- _Job_
Below are the records; reproduce all of them exactly but without any images.

- _Extracted material_
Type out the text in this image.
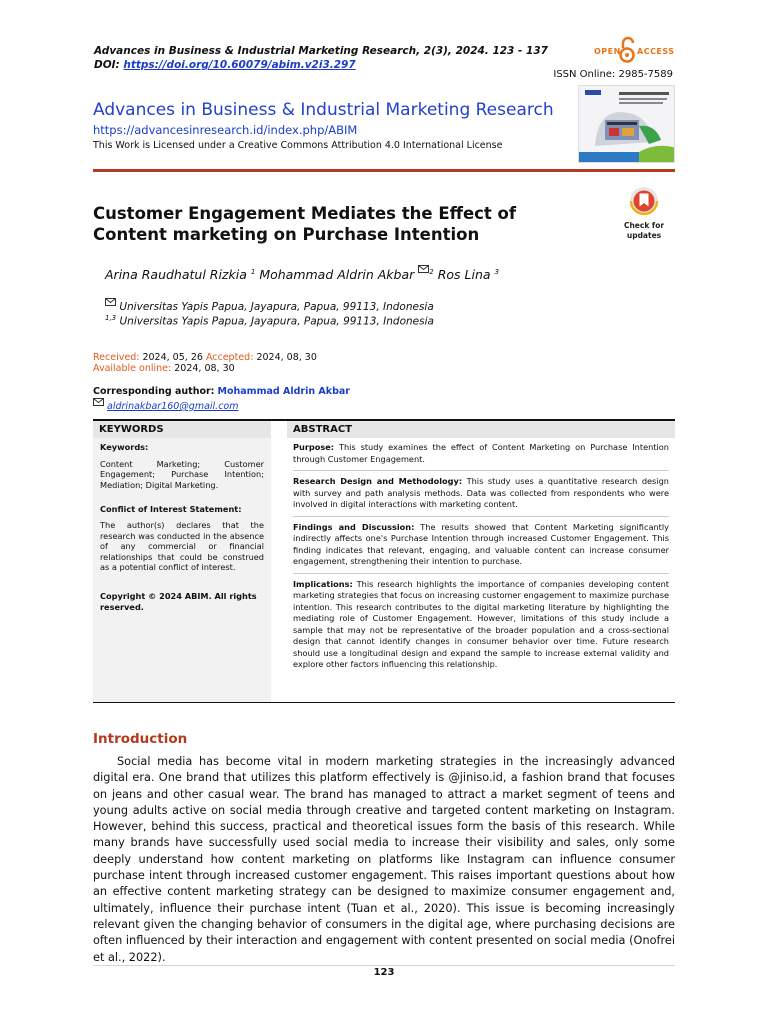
Advances in Business & Industrial Marketing Research, 2(3), 2024. 123 - 137
DOI: https://doi.org/10.60079/abim.v2i3.297
OPEN ACCESS
ISSN Online: 2985-7589
Advances in Business & Industrial Marketing Research
https://advancesinresearch.id/index.php/ABIM
This Work is Licensed under a Creative Commons Attribution 4.0 International License
Customer Engagement Mediates the Effect of Content marketing on Purchase Intention	Check for
updates
Arina Raudhatul Rizkia $^1$ Mohammad Aldrin Akbar $^2$ Ros Lina $^3$
Universitas Yapis Papua, Jayapura, Papua, 99113, Indonesia
$^{1,3}$ Universitas Yapis Papua, Jayapura, Papua, 99113, Indonesia
Received: 2024, 05, 26 Accepted: 2024, 08, 30
Available online: 2024, 08, 30
Corresponding author: Mohammad Aldrin Akbar
aldrinakbar160@gmail.com
KEYWORDS	ABSTRACT
Keywords:
Content Marketing; Customer Engagement; Purchase Intention; Mediation; Digital Marketing.
Conflict of Interest Statement:
The author(s) declares that the research was conducted in the absence of any commercial or financial relationships that could be construed as a potential conflict of interest.
Copyright © 2024 ABIM. All rights reserved.
Purpose: This study examines the effect of Content Marketing on Purchase Intention through Customer Engagement.
Research Design and Methodology: This study uses a quantitative research design with survey and path analysis methods. Data was collected from respondents who were involved in digital interactions with marketing content.
Findings and Discussion: The results showed that Content Marketing significantly indirectly affects one's Purchase Intention through increased Customer Engagement. This finding indicates that relevant, engaging, and valuable content can increase consumer engagement, strengthening their intention to purchase.
Implications: This research highlights the importance of companies developing content marketing strategies that focus on increasing customer engagement to maximize purchase intention. This research contributes to the digital marketing literature by highlighting the mediating role of Customer Engagement. However, limitations of this study include a sample that may not be representative of the broader population and a cross-sectional design that cannot identify changes in consumer behavior over time. Future research should use a longitudinal design and expand the sample to increase external validity and explore other factors influencing this relationship.
Introduction
Social media has become vital in modern marketing strategies in the increasingly advanced digital era. One brand that utilizes this platform effectively is @jiniso.id, a fashion brand that focuses on jeans and other casual wear. The brand has managed to attract a market segment of teens and young adults active on social media through creative and targeted content marketing on Instagram. However, behind this success, practical and theoretical issues form the basis of this research. While many brands have successfully used social media to increase their visibility and sales, only some deeply understand how content marketing on platforms like Instagram can influence consumer purchase intent through increased customer engagement. This raises important questions about how an effective content marketing strategy can be designed to maximize consumer engagement and, ultimately, influence their purchase intent (Tuan et al., 2020). This issue is becoming increasingly relevant given the changing behavior of consumers in the digital age, where purchasing decisions are often influenced by their interaction and engagement with content presented on social media (Onofrei et al., 2022).
123
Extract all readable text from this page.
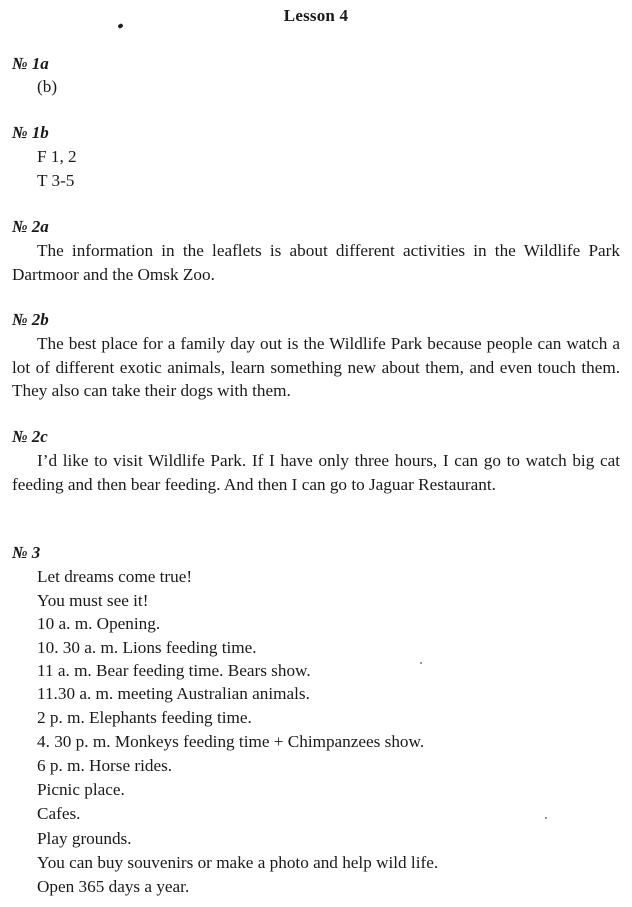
Lesson 4
№ 1a
(b)
№ 1b
F 1, 2
T 3-5
№ 2a
The information in the leaflets is about different activities in the Wildlife Park Dartmoor and the Omsk Zoo.
№ 2b
The best place for a family day out is the Wildlife Park because people can watch a lot of different exotic animals, learn something new about them, and even touch them. They also can take their dogs with them.
№ 2c
I’d like to visit Wildlife Park. If I have only three hours, I can go to watch big cat feeding and then bear feeding. And then I can go to Jaguar Restaurant.
№ 3
Let dreams come true!
You must see it!
10 a. m. Opening.
10. 30 a. m. Lions feeding time.
11 a. m. Bear feeding time. Bears show.
11.30 a. m. meeting Australian animals.
2 p. m. Elephants feeding time.
4. 30 p. m. Monkeys feeding time + Chimpanzees show.
6 p. m. Horse rides.
Picnic place.
Cafes.
Play grounds.
You can buy souvenirs or make a photo and help wild life.
Open 365 days a year.
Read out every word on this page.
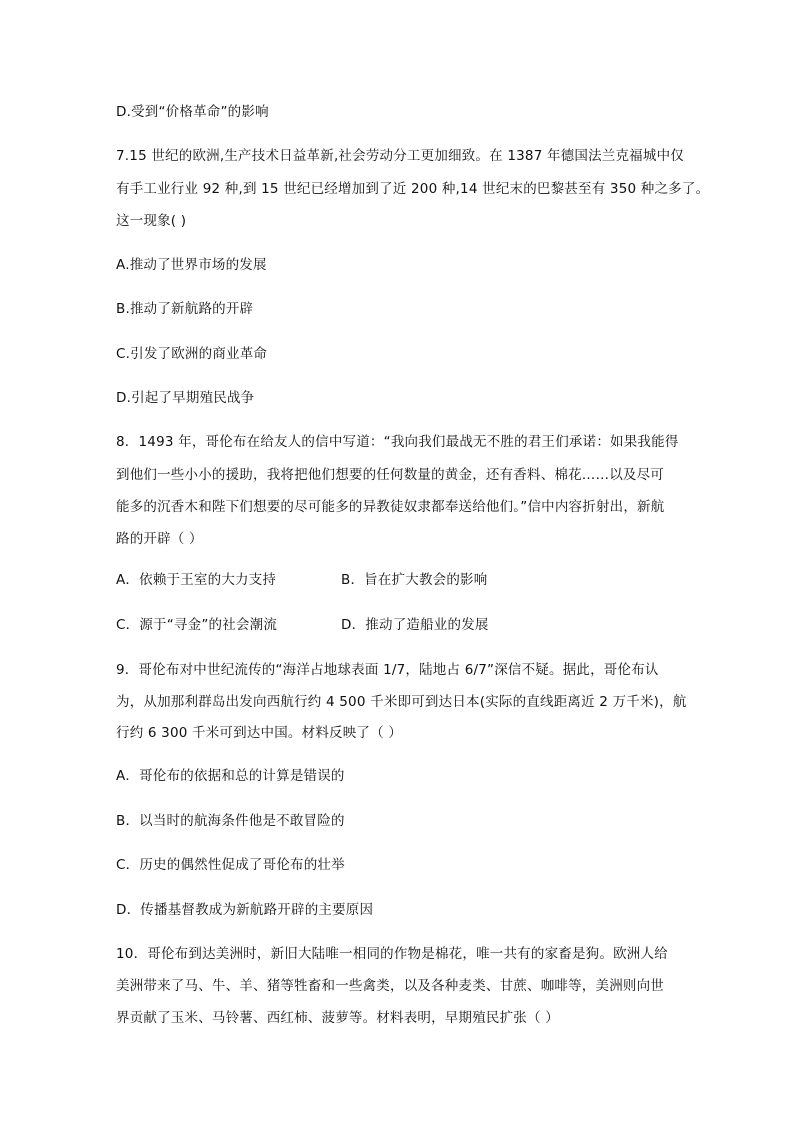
D.受到“价格革命”的影响
7.15 世纪的欧洲,生产技术日益革新,社会劳动分工更加细致。在 1387 年德国法兰克福城中仅
有手工业行业 92 种,到 15 世纪已经增加到了近 200 种,14 世纪末的巴黎甚至有 350 种之多了。
这一现象( )
A.推动了世界市场的发展
B.推动了新航路的开辟
C.引发了欧洲的商业革命
D.引起了早期殖民战争
8．1493 年，哥伦布在给友人的信中写道：“我向我们最战无不胜的君王们承诺：如果我能得
到他们一些小小的援助，我将把他们想要的任何数量的黄金，还有香料、棉花……以及尽可
能多的沉香木和陛下们想要的尽可能多的异教徒奴隶都奉送给他们。”信中内容折射出，新航
路的开辟（ ）
A．依赖于王室的大力支持	B．旨在扩大教会的影响
C．源于“寻金”的社会潮流	D．推动了造船业的发展
9．哥伦布对中世纪流传的“海洋占地球表面 1/7，陆地占 6/7”深信不疑。据此，哥伦布认
为，从加那利群岛出发向西航行约 4 500 千米即可到达日本(实际的直线距离近 2 万千米)，航
行约 6 300 千米可到达中国。材料反映了（ ）
A．哥伦布的依据和总的计算是错误的
B．以当时的航海条件他是不敢冒险的
C．历史的偶然性促成了哥伦布的壮举
D．传播基督教成为新航路开辟的主要原因
10．哥伦布到达美洲时，新旧大陆唯一相同的作物是棉花，唯一共有的家畜是狗。欧洲人给
美洲带来了马、牛、羊、猪等牲畜和一些禽类，以及各种麦类、甘蔗、咖啡等，美洲则向世
界贡献了玉米、马铃薯、西红柿、菠萝等。材料表明，早期殖民扩张（ ）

- _Solution below_
Type out the text in this image.
Advances in Business & Industrial Marketing Research, 2(3), 2024. 123 - 137
DOI: https://doi.org/10.60079/abim.v2i3.297
OPEN ACCESS
ISSN Online: 2985-7589
Advances in Business & Industrial Marketing Research
https://advancesinresearch.id/index.php/ABIM
This Work is Licensed under a Creative Commons Attribution 4.0 International License
Customer Engagement Mediates the Effect of Content marketing on Purchase Intention	Check for
updates
Arina Raudhatul Rizkia $^1$ Mohammad Aldrin Akbar $^2$ Ros Lina $^3$
Universitas Yapis Papua, Jayapura, Papua, 99113, Indonesia
$^{1,3}$ Universitas Yapis Papua, Jayapura, Papua, 99113, Indonesia
Received: 2024, 05, 26 Accepted: 2024, 08, 30
Available online: 2024, 08, 30
Corresponding author: Mohammad Aldrin Akbar
aldrinakbar160@gmail.com
KEYWORDS	ABSTRACT
Keywords:
Content Marketing; Customer Engagement; Purchase Intention; Mediation; Digital Marketing.
Conflict of Interest Statement:
The author(s) declares that the research was conducted in the absence of any commercial or financial relationships that could be construed as a potential conflict of interest.
Copyright © 2024 ABIM. All rights reserved.
Purpose: This study examines the effect of Content Marketing on Purchase Intention through Customer Engagement.
Research Design and Methodology: This study uses a quantitative research design with survey and path analysis methods. Data was collected from respondents who were involved in digital interactions with marketing content.
Findings and Discussion: The results showed that Content Marketing significantly indirectly affects one's Purchase Intention through increased Customer Engagement. This finding indicates that relevant, engaging, and valuable content can increase consumer engagement, strengthening their intention to purchase.
Implications: This research highlights the importance of companies developing content marketing strategies that focus on increasing customer engagement to maximize purchase intention. This research contributes to the digital marketing literature by highlighting the mediating role of Customer Engagement. However, limitations of this study include a sample that may not be representative of the broader population and a cross-sectional design that cannot identify changes in consumer behavior over time. Future research should use a longitudinal design and expand the sample to increase external validity and explore other factors influencing this relationship.
Introduction
Social media has become vital in modern marketing strategies in the increasingly advanced digital era. One brand that utilizes this platform effectively is @jiniso.id, a fashion brand that focuses on jeans and other casual wear. The brand has managed to attract a market segment of teens and young adults active on social media through creative and targeted content marketing on Instagram. However, behind this success, practical and theoretical issues form the basis of this research. While many brands have successfully used social media to increase their visibility and sales, only some deeply understand how content marketing on platforms like Instagram can influence consumer purchase intent through increased customer engagement. This raises important questions about how an effective content marketing strategy can be designed to maximize consumer engagement and, ultimately, influence their purchase intent (Tuan et al., 2020). This issue is becoming increasingly relevant given the changing behavior of consumers in the digital age, where purchasing decisions are often influenced by their interaction and engagement with content presented on social media (Onofrei et al., 2022).
123
Extract all readable text from this page.
Lesson 4
№ 1a
(b)
№ 1b
F 1, 2
T 3-5
№ 2a
The information in the leaflets is about different activities in the Wildlife Park Dartmoor and the Omsk Zoo.
№ 2b
The best place for a family day out is the Wildlife Park because people can watch a lot of different exotic animals, learn something new about them, and even touch them. They also can take their dogs with them.
№ 2c
I’d like to visit Wildlife Park. If I have only three hours, I can go to watch big cat feeding and then bear feeding. And then I can go to Jaguar Restaurant.
№ 3
Let dreams come true!
You must see it!
10 a. m. Opening.
10. 30 a. m. Lions feeding time.
11 a. m. Bear feeding time. Bears show.
11.30 a. m. meeting Australian animals.
2 p. m. Elephants feeding time.
4. 30 p. m. Monkeys feeding time + Chimpanzees show.
6 p. m. Horse rides.
Picnic place.
Cafes.
Play grounds.
You can buy souvenirs or make a photo and help wild life.
Open 365 days a year.
Read out every word on this page.
D.受到“价格革命”的影响
7.15 世纪的欧洲,生产技术日益革新,社会劳动分工更加细致。在 1387 年德国法兰克福城中仅
有手工业行业 92 种,到 15 世纪已经增加到了近 200 种,14 世纪末的巴黎甚至有 350 种之多了。
这一现象( )
A.推动了世界市场的发展
B.推动了新航路的开辟
C.引发了欧洲的商业革命
D.引起了早期殖民战争
8．1493 年，哥伦布在给友人的信中写道：“我向我们最战无不胜的君王们承诺：如果我能得
到他们一些小小的援助，我将把他们想要的任何数量的黄金，还有香料、棉花……以及尽可
能多的沉香木和陛下们想要的尽可能多的异教徒奴隶都奉送给他们。”信中内容折射出，新航
路的开辟（ ）
A．依赖于王室的大力支持	B．旨在扩大教会的影响
C．源于“寻金”的社会潮流	D．推动了造船业的发展
9．哥伦布对中世纪流传的“海洋占地球表面 1/7，陆地占 6/7”深信不疑。据此，哥伦布认
为，从加那利群岛出发向西航行约 4 500 千米即可到达日本(实际的直线距离近 2 万千米)，航
行约 6 300 千米可到达中国。材料反映了（ ）
A．哥伦布的依据和总的计算是错误的
B．以当时的航海条件他是不敢冒险的
C．历史的偶然性促成了哥伦布的壮举
D．传播基督教成为新航路开辟的主要原因
10．哥伦布到达美洲时，新旧大陆唯一相同的作物是棉花，唯一共有的家畜是狗。欧洲人给
美洲带来了马、牛、羊、猪等牲畜和一些禽类，以及各种麦类、甘蔗、咖啡等，美洲则向世
界贡献了玉米、马铃薯、西红柿、菠萝等。材料表明，早期殖民扩张（ ）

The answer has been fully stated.